━━ ENTRIES ━━
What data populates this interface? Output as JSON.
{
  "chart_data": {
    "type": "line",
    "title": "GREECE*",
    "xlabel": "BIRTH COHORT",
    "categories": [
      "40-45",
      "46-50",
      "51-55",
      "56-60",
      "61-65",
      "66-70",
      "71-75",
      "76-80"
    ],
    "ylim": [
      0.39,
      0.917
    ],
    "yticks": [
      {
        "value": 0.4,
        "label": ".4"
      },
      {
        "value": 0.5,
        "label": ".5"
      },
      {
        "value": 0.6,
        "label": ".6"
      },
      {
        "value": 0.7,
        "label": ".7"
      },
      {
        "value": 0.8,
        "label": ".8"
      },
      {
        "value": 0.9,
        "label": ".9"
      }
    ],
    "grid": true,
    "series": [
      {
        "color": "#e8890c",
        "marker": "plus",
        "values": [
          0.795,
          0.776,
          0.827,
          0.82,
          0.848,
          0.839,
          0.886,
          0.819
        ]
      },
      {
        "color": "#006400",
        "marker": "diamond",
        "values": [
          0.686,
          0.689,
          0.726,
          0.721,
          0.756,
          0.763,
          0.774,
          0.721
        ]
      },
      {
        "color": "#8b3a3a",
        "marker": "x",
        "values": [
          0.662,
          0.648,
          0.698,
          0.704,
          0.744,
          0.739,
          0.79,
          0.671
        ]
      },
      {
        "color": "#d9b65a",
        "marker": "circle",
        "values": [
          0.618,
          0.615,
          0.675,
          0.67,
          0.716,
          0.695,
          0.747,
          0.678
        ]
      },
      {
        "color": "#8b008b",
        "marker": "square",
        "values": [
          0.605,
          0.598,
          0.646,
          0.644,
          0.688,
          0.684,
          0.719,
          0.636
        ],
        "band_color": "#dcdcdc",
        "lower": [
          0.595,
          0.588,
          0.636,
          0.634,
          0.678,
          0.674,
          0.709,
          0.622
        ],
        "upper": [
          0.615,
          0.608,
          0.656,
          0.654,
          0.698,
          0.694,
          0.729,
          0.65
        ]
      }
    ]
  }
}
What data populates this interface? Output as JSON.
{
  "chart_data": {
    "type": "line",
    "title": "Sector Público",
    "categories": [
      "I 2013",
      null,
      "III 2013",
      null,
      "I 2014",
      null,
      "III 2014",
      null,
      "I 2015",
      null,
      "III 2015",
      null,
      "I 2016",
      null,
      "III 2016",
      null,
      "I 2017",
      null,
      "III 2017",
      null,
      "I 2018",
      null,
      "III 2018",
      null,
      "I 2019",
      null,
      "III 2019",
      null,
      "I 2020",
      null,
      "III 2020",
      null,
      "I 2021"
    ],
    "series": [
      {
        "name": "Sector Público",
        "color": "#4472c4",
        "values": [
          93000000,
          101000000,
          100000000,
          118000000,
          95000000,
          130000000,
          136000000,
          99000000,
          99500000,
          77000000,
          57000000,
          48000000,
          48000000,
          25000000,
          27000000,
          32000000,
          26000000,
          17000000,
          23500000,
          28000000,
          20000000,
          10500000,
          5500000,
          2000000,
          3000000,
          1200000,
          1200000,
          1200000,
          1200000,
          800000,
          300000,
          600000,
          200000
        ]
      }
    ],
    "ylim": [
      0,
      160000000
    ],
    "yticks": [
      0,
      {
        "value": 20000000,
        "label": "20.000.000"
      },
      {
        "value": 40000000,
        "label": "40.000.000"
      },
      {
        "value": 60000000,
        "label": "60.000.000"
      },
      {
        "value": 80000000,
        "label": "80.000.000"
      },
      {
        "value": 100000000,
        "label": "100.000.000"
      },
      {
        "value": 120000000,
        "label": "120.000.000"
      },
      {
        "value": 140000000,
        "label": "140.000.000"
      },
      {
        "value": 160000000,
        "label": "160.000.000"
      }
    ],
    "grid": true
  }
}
━━━
§ WHAT IS EXPECTED: Copy out the whole listing exactly as written.

§ WORKED ANSWER:
What data populates this interface? Output as JSON.
{
  "chart_data": {
    "type": "line",
    "title": "GREECE*",
    "xlabel": "BIRTH COHORT",
    "categories": [
      "40-45",
      "46-50",
      "51-55",
      "56-60",
      "61-65",
      "66-70",
      "71-75",
      "76-80"
    ],
    "ylim": [
      0.39,
      0.917
    ],
    "yticks": [
      {
        "value": 0.4,
        "label": ".4"
      },
      {
        "value": 0.5,
        "label": ".5"
      },
      {
        "value": 0.6,
        "label": ".6"
      },
      {
        "value": 0.7,
        "label": ".7"
      },
      {
        "value": 0.8,
        "label": ".8"
      },
      {
        "value": 0.9,
        "label": ".9"
      }
    ],
    "grid": true,
    "series": [
      {
        "color": "#e8890c",
        "marker": "plus",
        "values": [
          0.795,
          0.776,
          0.827,
          0.82,
          0.848,
          0.839,
          0.886,
          0.819
        ]
      },
      {
        "color": "#006400",
        "marker": "diamond",
        "values": [
          0.686,
          0.689,
          0.726,
          0.721,
          0.756,
          0.763,
          0.774,
          0.721
        ]
      },
      {
        "color": "#8b3a3a",
        "marker": "x",
        "values": [
          0.662,
          0.648,
          0.698,
          0.704,
          0.744,
          0.739,
          0.79,
          0.671
        ]
      },
      {
        "color": "#d9b65a",
        "marker": "circle",
        "values": [
          0.618,
          0.615,
          0.675,
          0.67,
          0.716,
          0.695,
          0.747,
          0.678
        ]
      },
      {
        "color": "#8b008b",
        "marker": "square",
        "values": [
          0.605,
          0.598,
          0.646,
          0.644,
          0.688,
          0.684,
          0.719,
          0.636
        ],
        "band_color": "#dcdcdc",
        "lower": [
          0.595,
          0.588,
          0.636,
          0.634,
          0.678,
          0.674,
          0.709,
          0.622
        ],
        "upper": [
          0.615,
          0.608,
          0.656,
          0.654,
          0.698,
          0.694,
          0.729,
          0.65
        ]
      }
    ]
  }
}
What data populates this interface? Output as JSON.
{
  "chart_data": {
    "type": "line",
    "title": "Sector Público",
    "categories": [
      "I 2013",
      null,
      "III 2013",
      null,
      "I 2014",
      null,
      "III 2014",
      null,
      "I 2015",
      null,
      "III 2015",
      null,
      "I 2016",
      null,
      "III 2016",
      null,
      "I 2017",
      null,
      "III 2017",
      null,
      "I 2018",
      null,
      "III 2018",
      null,
      "I 2019",
      null,
      "III 2019",
      null,
      "I 2020",
      null,
      "III 2020",
      null,
      "I 2021"
    ],
    "series": [
      {
        "name": "Sector Público",
        "color": "#4472c4",
        "values": [
          93000000,
          101000000,
          100000000,
          118000000,
          95000000,
          130000000,
          136000000,
          99000000,
          99500000,
          77000000,
          57000000,
          48000000,
          48000000,
          25000000,
          27000000,
          32000000,
          26000000,
          17000000,
          23500000,
          28000000,
          20000000,
          10500000,
          5500000,
          2000000,
          3000000,
          1200000,
          1200000,
          1200000,
          1200000,
          800000,
          300000,
          600000,
          200000
        ]
      }
    ],
    "ylim": [
      0,
      160000000
    ],
    "yticks": [
      0,
      {
        "value": 20000000,
        "label": "20.000.000"
      },
      {
        "value": 40000000,
        "label": "40.000.000"
      },
      {
        "value": 60000000,
        "label": "60.000.000"
      },
      {
        "value": 80000000,
        "label": "80.000.000"
      },
      {
        "value": 100000000,
        "label": "100.000.000"
      },
      {
        "value": 120000000,
        "label": "120.000.000"
      },
      {
        "value": 140000000,
        "label": "140.000.000"
      },
      {
        "value": 160000000,
        "label": "160.000.000"
      }
    ],
    "grid": true
  }
}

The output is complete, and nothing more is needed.